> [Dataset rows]

-- -- --

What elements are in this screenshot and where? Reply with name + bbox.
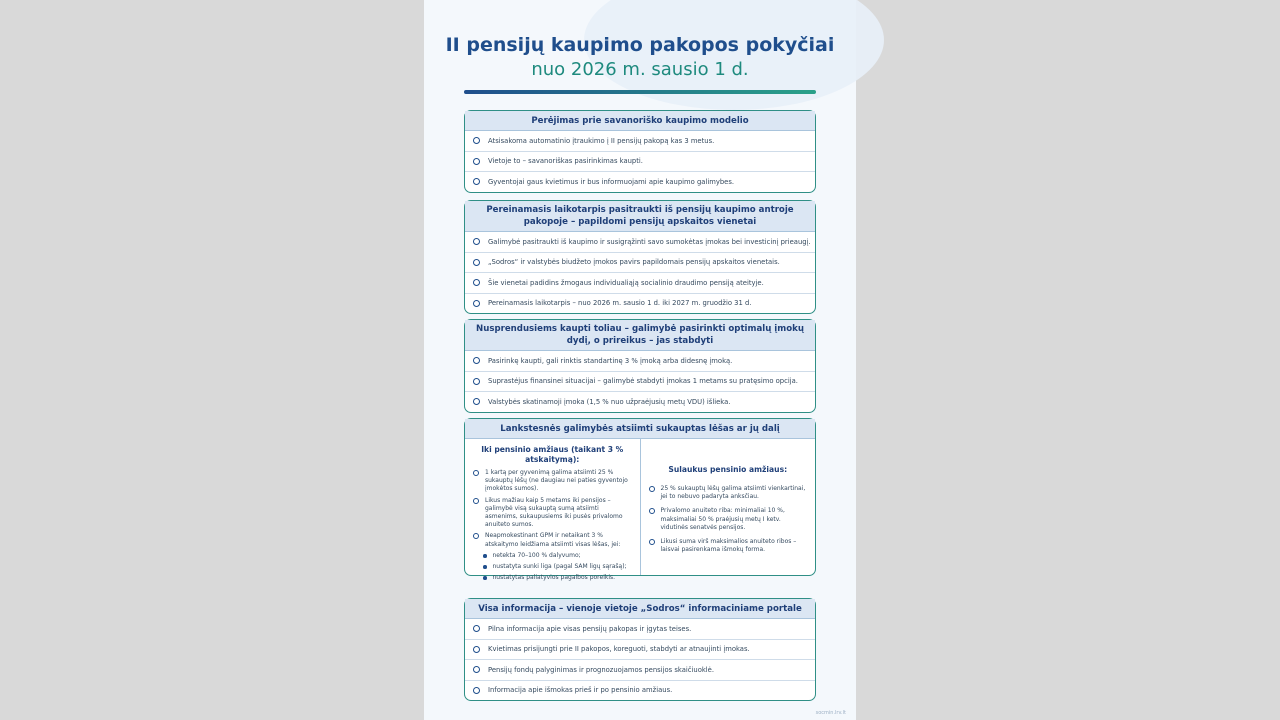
circle-bullet-icon (473, 646, 480, 653)
section-voluntary-model (464, 110, 816, 193)
list-item: Likusi suma virš maksimalios anuiteto ribos – laisvai pasirenkama išmokų forma. (649, 538, 808, 554)
page-title: II pensijų kaupimo pakopos pokyčiai (445, 34, 835, 56)
list-item: Valstybės skatinamoji įmoka (1,5 % nuo užpraėjusių metų VDU) išlieka. (465, 392, 815, 412)
circle-bullet-icon (473, 238, 480, 245)
circle-bullet-icon (473, 158, 480, 165)
list-item: Pasirinkę kaupti, gali rinktis standartinę 3 % įmoką arba didesnę įmoką. (465, 351, 815, 372)
column-heading: Sulaukus pensinio amžiaus: (668, 465, 788, 474)
list-item: Informacija apie išmokas prieš ir po pensinio amžiaus. (465, 681, 815, 701)
sub-list-item: nustatytas paliatyvios pagalbos poreikis. (483, 574, 632, 582)
circle-bullet-icon (473, 178, 480, 185)
section-heading: Perėjimas prie savanoriško kaupimo modelio (465, 111, 815, 131)
section-heading: Pereinamasis laikotarpis pasitraukti iš pensijų kaupimo antroje pakopoje – papildomi pensijų apskaitos vienetai (465, 201, 815, 232)
circle-bullet-icon (473, 470, 479, 476)
list-item: 1 kartą per gyvenimą galima atsiimti 25 % sukauptų lėšų (ne daugiau nei paties gyventojo įmokėtos sumos). (473, 469, 632, 494)
list-item: „Sodros“ ir valstybės biudžeto įmokos pavirs papildomais pensijų apskaitos vienetais. (465, 253, 815, 274)
sub-list-item: netekta 70–100 % dalyvumo; (483, 552, 632, 560)
withdrawal-columns (465, 439, 815, 581)
circle-bullet-icon (473, 687, 480, 694)
list-item: Gyventojai gaus kvietimus ir bus informuojami apie kaupimo galimybes. (465, 172, 815, 192)
footer-url: socmin.lrv.lt (815, 710, 846, 716)
circle-bullet-icon (473, 498, 479, 504)
section-info-portal (464, 598, 816, 701)
section-heading: Visa informacija – vienoje vietoje „Sodros“ informaciniame portale (465, 599, 815, 619)
poster (424, 0, 856, 720)
column-before-retirement (465, 439, 640, 581)
list-item: Kvietimas prisijungti prie II pakopos, koreguoti, stabdyti ar atnaujinti įmokas. (465, 640, 815, 661)
circle-bullet-icon (473, 398, 480, 405)
circle-bullet-icon (473, 533, 479, 539)
list-item: Šie vienetai padidins žmogaus individualiąją socialinio draudimo pensiją ateityje. (465, 273, 815, 294)
circle-bullet-icon (473, 625, 480, 632)
dot-bullet-icon (483, 554, 487, 558)
list-item: Pilna informacija apie visas pensijų pakopas ir įgytas teises. (465, 619, 815, 640)
circle-bullet-icon (473, 666, 480, 673)
list-item: Galimybė pasitraukti iš kaupimo ir susigrąžinti savo sumokėtas įmokas bei investicinį prieaugį. (465, 232, 815, 253)
circle-bullet-icon (473, 259, 480, 266)
dot-bullet-icon (483, 565, 487, 569)
list-item: Vietoje to – savanoriškas pasirinkimas kaupti. (465, 152, 815, 173)
sub-list-item: nustatyta sunki liga (pagal SAM ligų sąrašą); (483, 563, 632, 571)
list-item: Privalomo anuiteto riba: minimaliai 10 %, maksimaliai 50 % praėjusių metų I ketv. vidutinės senatvės pensijos. (649, 507, 808, 532)
list-item: Neapmokestinant GPM ir netaikant 3 % atskaitymo leidžiama atsiimti visas lėšas, jei: (473, 532, 632, 548)
circle-bullet-icon (649, 486, 655, 492)
section-withdrawal (464, 418, 816, 581)
circle-bullet-icon (473, 279, 480, 286)
dot-bullet-icon (483, 576, 487, 580)
column-heading: Iki pensinio amžiaus (taikant 3 % atskaitymą): (481, 445, 624, 464)
list-item: Atsisakoma automatinio įtraukimo į II pensijų pakopą kas 3 metus. (465, 131, 815, 152)
list-item: Pensijų fondų palyginimas ir prognozuojamos pensijos skaičiuoklė. (465, 660, 815, 681)
page-subtitle: nuo 2026 m. sausio 1 d. (531, 59, 749, 80)
list-item: Pereinamasis laikotarpis – nuo 2026 m. sausio 1 d. iki 2027 m. gruodžio 31 d. (465, 294, 815, 314)
circle-bullet-icon (473, 137, 480, 144)
circle-bullet-icon (649, 508, 655, 514)
circle-bullet-icon (473, 357, 480, 364)
circle-bullet-icon (473, 378, 480, 385)
title-divider (464, 90, 816, 94)
section-heading: Lankstesnės galimybės atsiimti sukauptas lėšas ar jų dalį (465, 419, 815, 439)
section-continue-saving (464, 319, 816, 413)
section-transition-period (464, 200, 816, 314)
list-item: Suprastėjus finansinei situacijai – galimybė stabdyti įmokas 1 metams su pratęsimo opcija. (465, 372, 815, 393)
circle-bullet-icon (473, 300, 480, 307)
list-item: 25 % sukauptų lėšų galima atsiimti vienkartinai, jei to nebuvo padaryta anksčiau. (649, 485, 808, 501)
circle-bullet-icon (649, 539, 655, 545)
section-heading: Nusprendusiems kaupti toliau – galimybė pasirinkti optimalų įmokų dydį, o prireikus – jas stabdyti (465, 320, 815, 351)
list-item: Likus mažiau kaip 5 metams iki pensijos – galimybė visą sukauptą sumą atsiimti asmenims, sukaupusiems iki pusės privalomo anuiteto sumos. (473, 497, 632, 530)
column-after-retirement (640, 439, 816, 575)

-- -- --

> [Stated problem]
Please list every line of the data above that contains the string "Pereinamasis", with case counting.

> [Result]
section-heading: Pereinamasis laikotarpis pasitraukti iš pensijų kaupimo antroje pakopoje – papildomi pensijų apskaitos vienetai (465, 201, 815, 232)
list-item: Pereinamasis laikotarpis – nuo 2026 m. sausio 1 d. iki 2027 m. gruodžio 31 d. (465, 294, 815, 314)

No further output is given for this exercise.